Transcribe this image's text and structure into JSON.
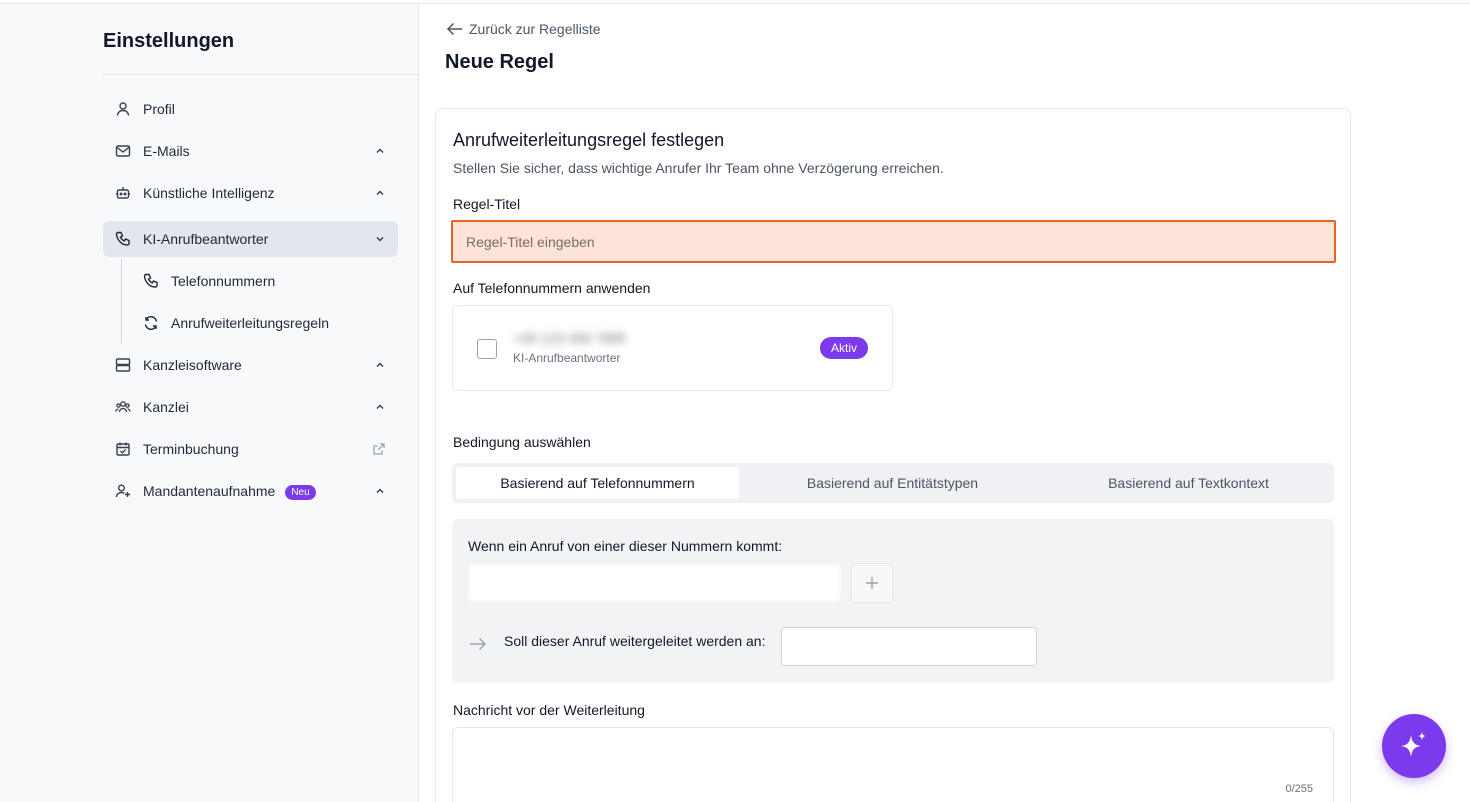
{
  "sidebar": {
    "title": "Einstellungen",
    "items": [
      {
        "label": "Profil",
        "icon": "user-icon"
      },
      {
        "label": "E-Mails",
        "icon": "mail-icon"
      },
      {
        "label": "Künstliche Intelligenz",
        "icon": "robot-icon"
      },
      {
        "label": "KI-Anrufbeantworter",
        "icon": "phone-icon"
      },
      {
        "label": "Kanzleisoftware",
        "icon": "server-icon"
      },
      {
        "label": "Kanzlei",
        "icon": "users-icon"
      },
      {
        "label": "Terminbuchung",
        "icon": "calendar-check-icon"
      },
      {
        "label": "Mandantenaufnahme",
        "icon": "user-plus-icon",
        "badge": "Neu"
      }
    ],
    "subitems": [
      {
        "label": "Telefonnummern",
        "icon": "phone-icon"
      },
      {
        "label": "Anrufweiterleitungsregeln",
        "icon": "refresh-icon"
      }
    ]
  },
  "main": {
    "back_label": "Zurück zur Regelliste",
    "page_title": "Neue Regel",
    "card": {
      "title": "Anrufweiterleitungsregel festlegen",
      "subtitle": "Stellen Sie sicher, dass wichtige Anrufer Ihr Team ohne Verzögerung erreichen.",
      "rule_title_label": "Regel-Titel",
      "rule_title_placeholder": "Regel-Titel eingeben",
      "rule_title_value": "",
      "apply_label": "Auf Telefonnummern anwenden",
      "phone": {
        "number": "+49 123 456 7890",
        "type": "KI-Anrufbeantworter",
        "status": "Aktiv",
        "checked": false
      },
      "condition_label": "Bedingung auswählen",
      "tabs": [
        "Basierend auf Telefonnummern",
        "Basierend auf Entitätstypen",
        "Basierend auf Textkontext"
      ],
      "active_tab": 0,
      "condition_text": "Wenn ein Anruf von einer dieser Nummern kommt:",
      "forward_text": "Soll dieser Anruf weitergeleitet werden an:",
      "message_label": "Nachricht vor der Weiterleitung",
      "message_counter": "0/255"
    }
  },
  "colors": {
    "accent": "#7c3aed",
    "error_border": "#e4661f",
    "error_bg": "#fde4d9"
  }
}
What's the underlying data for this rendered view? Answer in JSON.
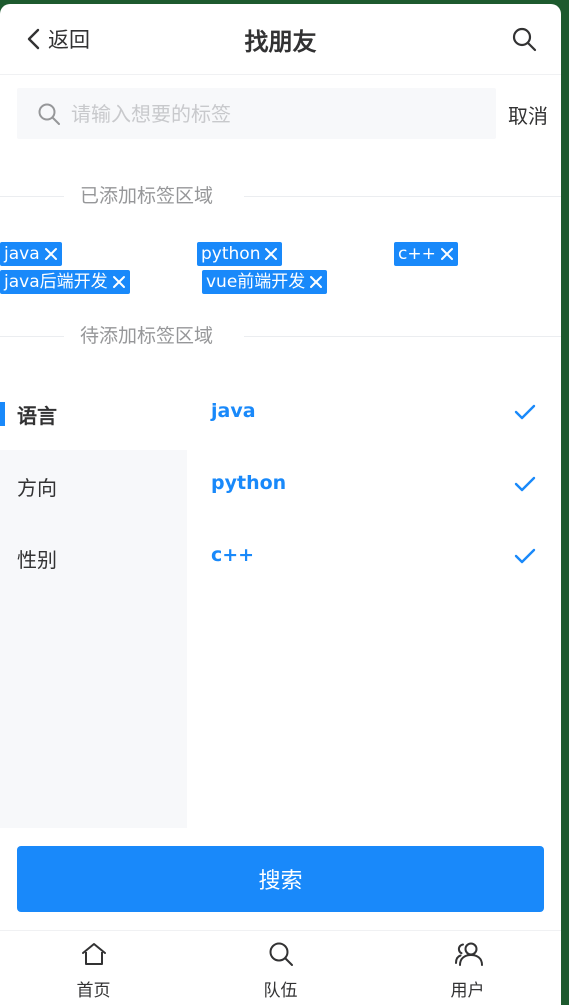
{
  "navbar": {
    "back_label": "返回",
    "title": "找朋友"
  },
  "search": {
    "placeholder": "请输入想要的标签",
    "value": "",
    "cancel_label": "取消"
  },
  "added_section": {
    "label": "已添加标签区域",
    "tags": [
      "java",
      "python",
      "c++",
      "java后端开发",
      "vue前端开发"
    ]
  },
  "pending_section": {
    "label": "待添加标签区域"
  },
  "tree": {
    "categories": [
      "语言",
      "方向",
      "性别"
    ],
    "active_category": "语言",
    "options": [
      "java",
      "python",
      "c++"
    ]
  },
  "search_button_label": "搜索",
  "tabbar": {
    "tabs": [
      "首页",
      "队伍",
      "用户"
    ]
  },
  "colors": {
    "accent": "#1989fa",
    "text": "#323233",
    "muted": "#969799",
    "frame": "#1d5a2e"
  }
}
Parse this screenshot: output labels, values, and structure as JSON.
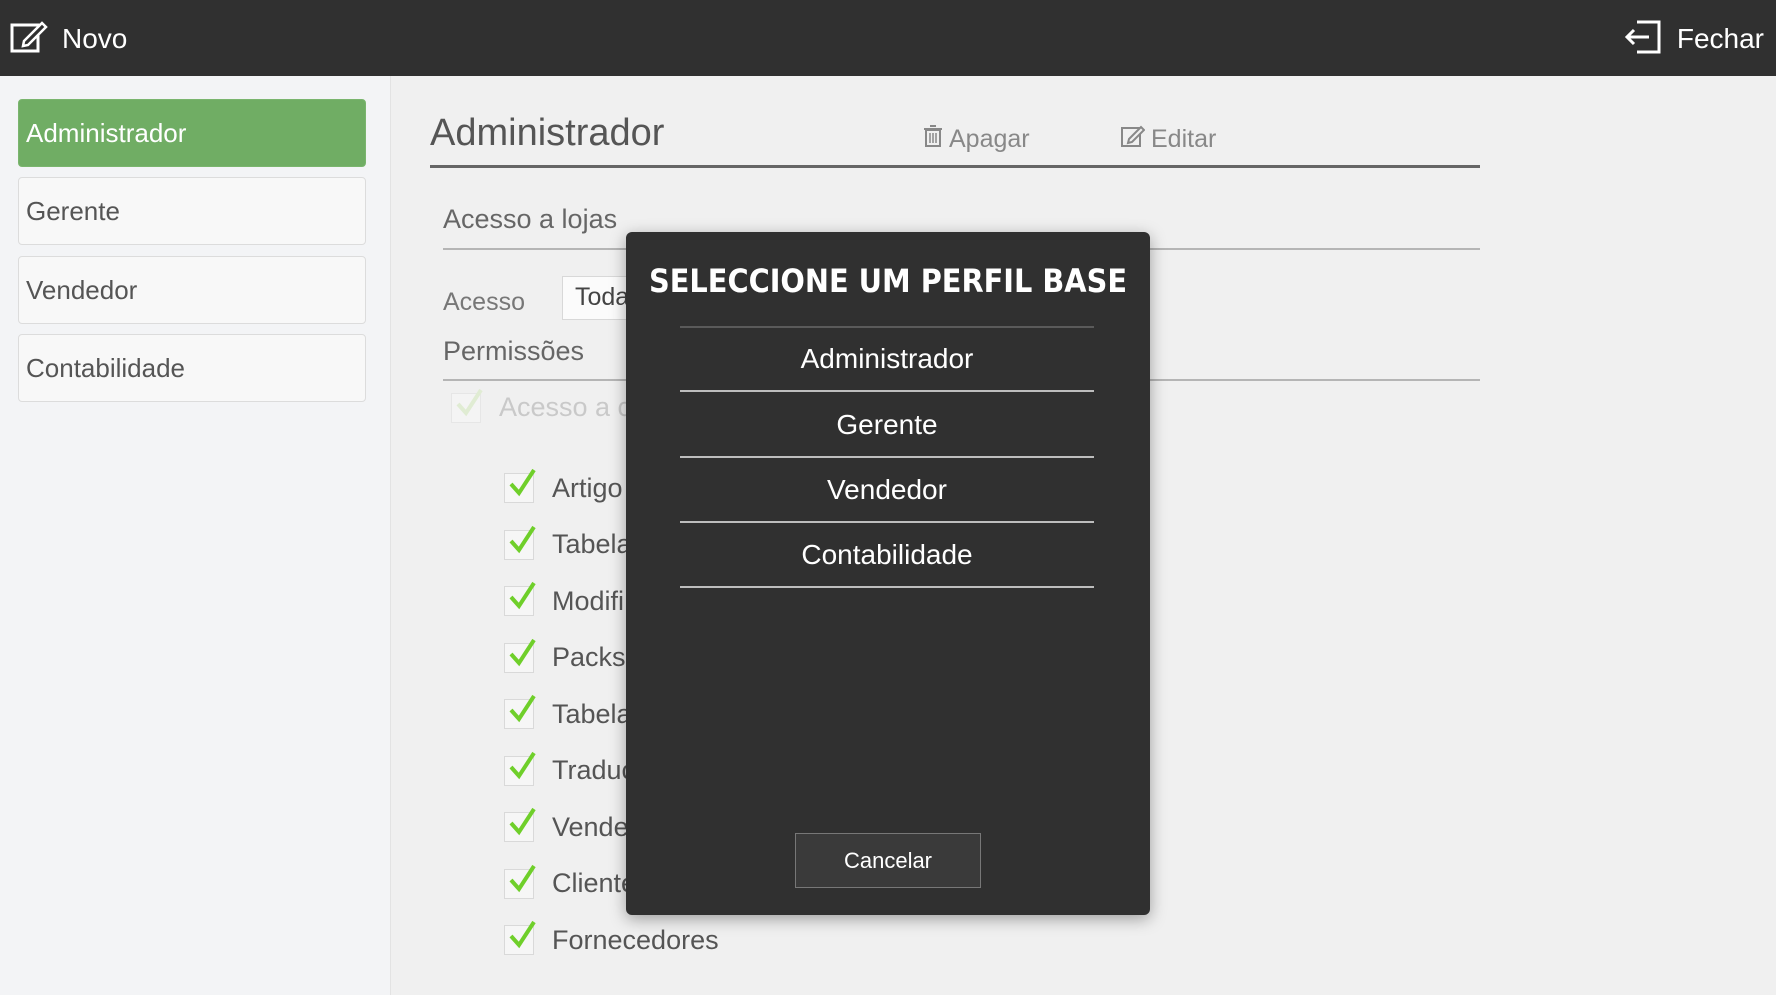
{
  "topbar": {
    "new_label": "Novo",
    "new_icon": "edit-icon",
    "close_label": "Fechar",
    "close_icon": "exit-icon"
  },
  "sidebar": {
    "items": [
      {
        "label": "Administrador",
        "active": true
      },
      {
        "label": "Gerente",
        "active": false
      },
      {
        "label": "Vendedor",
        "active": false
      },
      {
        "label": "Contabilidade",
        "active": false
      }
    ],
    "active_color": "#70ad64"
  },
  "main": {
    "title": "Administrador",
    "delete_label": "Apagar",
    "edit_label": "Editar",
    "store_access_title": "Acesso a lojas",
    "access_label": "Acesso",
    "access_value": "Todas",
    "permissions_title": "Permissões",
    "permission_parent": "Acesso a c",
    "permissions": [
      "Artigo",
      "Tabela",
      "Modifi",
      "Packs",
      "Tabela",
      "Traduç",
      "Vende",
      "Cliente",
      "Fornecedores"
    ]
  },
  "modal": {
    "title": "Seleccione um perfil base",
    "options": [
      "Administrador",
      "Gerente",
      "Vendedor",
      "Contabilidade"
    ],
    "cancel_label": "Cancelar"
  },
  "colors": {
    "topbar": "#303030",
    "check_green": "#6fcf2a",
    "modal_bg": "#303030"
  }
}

#### [GIVEN INSTRUCTION]
Print the listing above in full, exactly as written. Omit any pictures.

#### [RESULT OF THE EXERCISE]
Transcribe this image's text and structure into JSON.
{
  "sidebar": {
    "title": "Einstellungen",
    "items": [
      {
        "label": "Profil",
        "icon": "user-icon"
      },
      {
        "label": "E-Mails",
        "icon": "mail-icon"
      },
      {
        "label": "Künstliche Intelligenz",
        "icon": "robot-icon"
      },
      {
        "label": "KI-Anrufbeantworter",
        "icon": "phone-icon"
      },
      {
        "label": "Kanzleisoftware",
        "icon": "server-icon"
      },
      {
        "label": "Kanzlei",
        "icon": "users-icon"
      },
      {
        "label": "Terminbuchung",
        "icon": "calendar-check-icon"
      },
      {
        "label": "Mandantenaufnahme",
        "icon": "user-plus-icon",
        "badge": "Neu"
      }
    ],
    "subitems": [
      {
        "label": "Telefonnummern",
        "icon": "phone-icon"
      },
      {
        "label": "Anrufweiterleitungsregeln",
        "icon": "refresh-icon"
      }
    ]
  },
  "main": {
    "back_label": "Zurück zur Regelliste",
    "page_title": "Neue Regel",
    "card": {
      "title": "Anrufweiterleitungsregel festlegen",
      "subtitle": "Stellen Sie sicher, dass wichtige Anrufer Ihr Team ohne Verzögerung erreichen.",
      "rule_title_label": "Regel-Titel",
      "rule_title_placeholder": "Regel-Titel eingeben",
      "rule_title_value": "",
      "apply_label": "Auf Telefonnummern anwenden",
      "phone": {
        "number": "+49 123 456 7890",
        "type": "KI-Anrufbeantworter",
        "status": "Aktiv",
        "checked": false
      },
      "condition_label": "Bedingung auswählen",
      "tabs": [
        "Basierend auf Telefonnummern",
        "Basierend auf Entitätstypen",
        "Basierend auf Textkontext"
      ],
      "active_tab": 0,
      "condition_text": "Wenn ein Anruf von einer dieser Nummern kommt:",
      "forward_text": "Soll dieser Anruf weitergeleitet werden an:",
      "message_label": "Nachricht vor der Weiterleitung",
      "message_counter": "0/255"
    }
  },
  "colors": {
    "accent": "#7c3aed",
    "error_border": "#e4661f",
    "error_bg": "#fde4d9"
  }
}
What's the underlying data for this rendered view? Answer in JSON.
{
  "navbar": {
    "back_label": "返回",
    "title": "找朋友"
  },
  "search": {
    "placeholder": "请输入想要的标签",
    "value": "",
    "cancel_label": "取消"
  },
  "added_section": {
    "label": "已添加标签区域",
    "tags": [
      "java",
      "python",
      "c++",
      "java后端开发",
      "vue前端开发"
    ]
  },
  "pending_section": {
    "label": "待添加标签区域"
  },
  "tree": {
    "categories": [
      "语言",
      "方向",
      "性别"
    ],
    "active_category": "语言",
    "options": [
      "java",
      "python",
      "c++"
    ]
  },
  "search_button_label": "搜索",
  "tabbar": {
    "tabs": [
      "首页",
      "队伍",
      "用户"
    ]
  },
  "colors": {
    "accent": "#1989fa",
    "text": "#323233",
    "muted": "#969799",
    "frame": "#1d5a2e"
  }
}
Parse this screenshot: output labels, values, and structure as JSON.
{
  "topbar": {
    "new_label": "Novo",
    "new_icon": "edit-icon",
    "close_label": "Fechar",
    "close_icon": "exit-icon"
  },
  "sidebar": {
    "items": [
      {
        "label": "Administrador",
        "active": true
      },
      {
        "label": "Gerente",
        "active": false
      },
      {
        "label": "Vendedor",
        "active": false
      },
      {
        "label": "Contabilidade",
        "active": false
      }
    ],
    "active_color": "#70ad64"
  },
  "main": {
    "title": "Administrador",
    "delete_label": "Apagar",
    "edit_label": "Editar",
    "store_access_title": "Acesso a lojas",
    "access_label": "Acesso",
    "access_value": "Todas",
    "permissions_title": "Permissões",
    "permission_parent": "Acesso a c",
    "permissions": [
      "Artigo",
      "Tabela",
      "Modifi",
      "Packs",
      "Tabela",
      "Traduç",
      "Vende",
      "Cliente",
      "Fornecedores"
    ]
  },
  "modal": {
    "title": "Seleccione um perfil base",
    "options": [
      "Administrador",
      "Gerente",
      "Vendedor",
      "Contabilidade"
    ],
    "cancel_label": "Cancelar"
  },
  "colors": {
    "topbar": "#303030",
    "check_green": "#6fcf2a",
    "modal_bg": "#303030"
  }
}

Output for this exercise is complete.